Output the data below in full, character for character.

*Saved entries*.
==================================================

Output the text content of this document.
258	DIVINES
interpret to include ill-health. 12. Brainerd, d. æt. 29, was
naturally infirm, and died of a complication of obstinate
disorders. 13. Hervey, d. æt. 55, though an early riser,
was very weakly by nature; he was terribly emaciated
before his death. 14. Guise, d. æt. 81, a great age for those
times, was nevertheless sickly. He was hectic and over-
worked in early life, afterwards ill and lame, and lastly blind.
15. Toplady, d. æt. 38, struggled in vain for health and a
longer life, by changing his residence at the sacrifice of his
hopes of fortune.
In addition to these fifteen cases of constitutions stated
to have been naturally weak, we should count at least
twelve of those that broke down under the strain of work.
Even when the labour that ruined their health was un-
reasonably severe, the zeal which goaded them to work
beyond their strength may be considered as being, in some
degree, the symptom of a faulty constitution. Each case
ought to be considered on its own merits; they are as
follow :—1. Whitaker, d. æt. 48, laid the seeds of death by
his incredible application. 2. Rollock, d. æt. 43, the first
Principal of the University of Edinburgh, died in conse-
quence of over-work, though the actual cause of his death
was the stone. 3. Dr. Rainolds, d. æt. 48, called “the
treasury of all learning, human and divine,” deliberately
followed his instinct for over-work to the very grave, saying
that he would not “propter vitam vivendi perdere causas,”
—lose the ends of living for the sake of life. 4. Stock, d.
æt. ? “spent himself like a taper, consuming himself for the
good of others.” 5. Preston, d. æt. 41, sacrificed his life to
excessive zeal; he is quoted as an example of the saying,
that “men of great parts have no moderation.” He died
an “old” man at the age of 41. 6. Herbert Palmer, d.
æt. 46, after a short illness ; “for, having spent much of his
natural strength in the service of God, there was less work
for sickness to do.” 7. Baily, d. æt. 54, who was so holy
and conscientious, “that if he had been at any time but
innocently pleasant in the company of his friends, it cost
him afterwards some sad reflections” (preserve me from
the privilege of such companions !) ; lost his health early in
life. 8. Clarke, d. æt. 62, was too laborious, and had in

==================================================

*THE RESPONSE*.
Output the text content of this document.
258	DIVINES
interpret to include ill-health. 12. Brainerd, d. æt. 29, was
naturally infirm, and died of a complication of obstinate
disorders. 13. Hervey, d. æt. 55, though an early riser,
was very weakly by nature; he was terribly emaciated
before his death. 14. Guise, d. æt. 81, a great age for those
times, was nevertheless sickly. He was hectic and over-
worked in early life, afterwards ill and lame, and lastly blind.
15. Toplady, d. æt. 38, struggled in vain for health and a
longer life, by changing his residence at the sacrifice of his
hopes of fortune.
In addition to these fifteen cases of constitutions stated
to have been naturally weak, we should count at least
twelve of those that broke down under the strain of work.
Even when the labour that ruined their health was un-
reasonably severe, the zeal which goaded them to work
beyond their strength may be considered as being, in some
degree, the symptom of a faulty constitution. Each case
ought to be considered on its own merits; they are as
follow :—1. Whitaker, d. æt. 48, laid the seeds of death by
his incredible application. 2. Rollock, d. æt. 43, the first
Principal of the University of Edinburgh, died in conse-
quence of over-work, though the actual cause of his death
was the stone. 3. Dr. Rainolds, d. æt. 48, called “the
treasury of all learning, human and divine,” deliberately
followed his instinct for over-work to the very grave, saying
that he would not “propter vitam vivendi perdere causas,”
—lose the ends of living for the sake of life. 4. Stock, d.
æt. ? “spent himself like a taper, consuming himself for the
good of others.” 5. Preston, d. æt. 41, sacrificed his life to
excessive zeal; he is quoted as an example of the saying,
that “men of great parts have no moderation.” He died
an “old” man at the age of 41. 6. Herbert Palmer, d.
æt. 46, after a short illness ; “for, having spent much of his
natural strength in the service of God, there was less work
for sickness to do.” 7. Baily, d. æt. 54, who was so holy
and conscientious, “that if he had been at any time but
innocently pleasant in the company of his friends, it cost
him afterwards some sad reflections” (preserve me from
the privilege of such companions !) ; lost his health early in
life. 8. Clarke, d. æt. 62, was too laborious, and had in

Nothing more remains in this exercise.